Write out all of the entries exactly as given.

Extracted data entries:

━━━━━━━━━━━━━━━━━━━━

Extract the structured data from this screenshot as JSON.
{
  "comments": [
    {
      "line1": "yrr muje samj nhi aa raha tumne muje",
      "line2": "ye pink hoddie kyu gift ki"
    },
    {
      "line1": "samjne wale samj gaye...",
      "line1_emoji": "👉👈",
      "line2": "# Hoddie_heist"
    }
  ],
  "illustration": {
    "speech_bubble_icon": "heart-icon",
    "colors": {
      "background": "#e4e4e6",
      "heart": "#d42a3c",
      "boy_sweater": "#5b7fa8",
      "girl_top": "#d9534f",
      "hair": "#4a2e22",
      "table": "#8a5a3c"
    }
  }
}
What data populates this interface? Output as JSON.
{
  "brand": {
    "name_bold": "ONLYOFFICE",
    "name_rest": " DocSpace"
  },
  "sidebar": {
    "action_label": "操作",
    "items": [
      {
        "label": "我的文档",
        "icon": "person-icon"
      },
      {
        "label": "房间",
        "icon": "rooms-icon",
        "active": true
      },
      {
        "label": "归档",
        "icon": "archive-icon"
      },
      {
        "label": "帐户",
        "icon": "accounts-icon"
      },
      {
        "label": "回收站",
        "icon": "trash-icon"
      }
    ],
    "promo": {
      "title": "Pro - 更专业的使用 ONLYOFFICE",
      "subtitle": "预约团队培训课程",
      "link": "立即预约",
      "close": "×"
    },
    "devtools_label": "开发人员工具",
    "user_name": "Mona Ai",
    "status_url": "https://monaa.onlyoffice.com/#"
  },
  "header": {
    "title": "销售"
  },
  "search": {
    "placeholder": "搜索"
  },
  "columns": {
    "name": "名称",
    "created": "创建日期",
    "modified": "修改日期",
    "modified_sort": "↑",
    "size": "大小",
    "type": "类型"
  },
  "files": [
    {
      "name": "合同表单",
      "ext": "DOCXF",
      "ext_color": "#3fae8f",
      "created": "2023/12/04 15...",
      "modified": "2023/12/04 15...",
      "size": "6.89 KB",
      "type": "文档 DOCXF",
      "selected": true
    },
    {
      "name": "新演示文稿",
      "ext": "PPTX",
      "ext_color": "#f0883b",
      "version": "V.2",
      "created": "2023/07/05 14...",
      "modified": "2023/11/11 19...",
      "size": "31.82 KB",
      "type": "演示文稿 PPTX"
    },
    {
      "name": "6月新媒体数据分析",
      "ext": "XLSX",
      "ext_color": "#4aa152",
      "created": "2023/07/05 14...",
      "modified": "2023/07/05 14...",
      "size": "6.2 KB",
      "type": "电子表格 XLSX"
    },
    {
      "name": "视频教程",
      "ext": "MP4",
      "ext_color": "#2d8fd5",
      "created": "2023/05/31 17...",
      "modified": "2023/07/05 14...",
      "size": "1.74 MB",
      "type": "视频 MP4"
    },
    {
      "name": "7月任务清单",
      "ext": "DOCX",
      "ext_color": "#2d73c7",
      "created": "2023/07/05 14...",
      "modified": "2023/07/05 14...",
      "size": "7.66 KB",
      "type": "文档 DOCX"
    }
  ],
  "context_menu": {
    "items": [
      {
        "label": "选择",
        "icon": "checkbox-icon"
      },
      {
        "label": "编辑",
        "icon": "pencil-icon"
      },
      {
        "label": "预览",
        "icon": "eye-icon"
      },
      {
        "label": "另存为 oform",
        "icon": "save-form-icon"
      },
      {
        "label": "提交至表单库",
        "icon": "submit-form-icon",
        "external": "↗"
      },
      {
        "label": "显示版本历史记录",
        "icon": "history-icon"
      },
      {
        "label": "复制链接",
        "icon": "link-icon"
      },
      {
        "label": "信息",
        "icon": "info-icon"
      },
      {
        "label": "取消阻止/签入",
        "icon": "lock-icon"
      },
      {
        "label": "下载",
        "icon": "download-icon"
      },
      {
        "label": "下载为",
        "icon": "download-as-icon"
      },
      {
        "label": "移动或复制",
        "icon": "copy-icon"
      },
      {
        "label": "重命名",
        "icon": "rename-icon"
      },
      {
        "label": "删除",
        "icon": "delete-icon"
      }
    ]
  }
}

━━━━━━━━━━━━━━━━━━━━

--- RESPONSE TO THE TASK ---
Extract the structured data from this screenshot as JSON.
{
  "comments": [
    {
      "line1": "yrr muje samj nhi aa raha tumne muje",
      "line2": "ye pink hoddie kyu gift ki"
    },
    {
      "line1": "samjne wale samj gaye...",
      "line1_emoji": "👉👈",
      "line2": "# Hoddie_heist"
    }
  ],
  "illustration": {
    "speech_bubble_icon": "heart-icon",
    "colors": {
      "background": "#e4e4e6",
      "heart": "#d42a3c",
      "boy_sweater": "#5b7fa8",
      "girl_top": "#d9534f",
      "hair": "#4a2e22",
      "table": "#8a5a3c"
    }
  }
}
What data populates this interface? Output as JSON.
{
  "brand": {
    "name_bold": "ONLYOFFICE",
    "name_rest": " DocSpace"
  },
  "sidebar": {
    "action_label": "操作",
    "items": [
      {
        "label": "我的文档",
        "icon": "person-icon"
      },
      {
        "label": "房间",
        "icon": "rooms-icon",
        "active": true
      },
      {
        "label": "归档",
        "icon": "archive-icon"
      },
      {
        "label": "帐户",
        "icon": "accounts-icon"
      },
      {
        "label": "回收站",
        "icon": "trash-icon"
      }
    ],
    "promo": {
      "title": "Pro - 更专业的使用 ONLYOFFICE",
      "subtitle": "预约团队培训课程",
      "link": "立即预约",
      "close": "×"
    },
    "devtools_label": "开发人员工具",
    "user_name": "Mona Ai",
    "status_url": "https://monaa.onlyoffice.com/#"
  },
  "header": {
    "title": "销售"
  },
  "search": {
    "placeholder": "搜索"
  },
  "columns": {
    "name": "名称",
    "created": "创建日期",
    "modified": "修改日期",
    "modified_sort": "↑",
    "size": "大小",
    "type": "类型"
  },
  "files": [
    {
      "name": "合同表单",
      "ext": "DOCXF",
      "ext_color": "#3fae8f",
      "created": "2023/12/04 15...",
      "modified": "2023/12/04 15...",
      "size": "6.89 KB",
      "type": "文档 DOCXF",
      "selected": true
    },
    {
      "name": "新演示文稿",
      "ext": "PPTX",
      "ext_color": "#f0883b",
      "version": "V.2",
      "created": "2023/07/05 14...",
      "modified": "2023/11/11 19...",
      "size": "31.82 KB",
      "type": "演示文稿 PPTX"
    },
    {
      "name": "6月新媒体数据分析",
      "ext": "XLSX",
      "ext_color": "#4aa152",
      "created": "2023/07/05 14...",
      "modified": "2023/07/05 14...",
      "size": "6.2 KB",
      "type": "电子表格 XLSX"
    },
    {
      "name": "视频教程",
      "ext": "MP4",
      "ext_color": "#2d8fd5",
      "created": "2023/05/31 17...",
      "modified": "2023/07/05 14...",
      "size": "1.74 MB",
      "type": "视频 MP4"
    },
    {
      "name": "7月任务清单",
      "ext": "DOCX",
      "ext_color": "#2d73c7",
      "created": "2023/07/05 14...",
      "modified": "2023/07/05 14...",
      "size": "7.66 KB",
      "type": "文档 DOCX"
    }
  ],
  "context_menu": {
    "items": [
      {
        "label": "选择",
        "icon": "checkbox-icon"
      },
      {
        "label": "编辑",
        "icon": "pencil-icon"
      },
      {
        "label": "预览",
        "icon": "eye-icon"
      },
      {
        "label": "另存为 oform",
        "icon": "save-form-icon"
      },
      {
        "label": "提交至表单库",
        "icon": "submit-form-icon",
        "external": "↗"
      },
      {
        "label": "显示版本历史记录",
        "icon": "history-icon"
      },
      {
        "label": "复制链接",
        "icon": "link-icon"
      },
      {
        "label": "信息",
        "icon": "info-icon"
      },
      {
        "label": "取消阻止/签入",
        "icon": "lock-icon"
      },
      {
        "label": "下载",
        "icon": "download-icon"
      },
      {
        "label": "下载为",
        "icon": "download-as-icon"
      },
      {
        "label": "移动或复制",
        "icon": "copy-icon"
      },
      {
        "label": "重命名",
        "icon": "rename-icon"
      },
      {
        "label": "删除",
        "icon": "delete-icon"
      }
    ]
  }
}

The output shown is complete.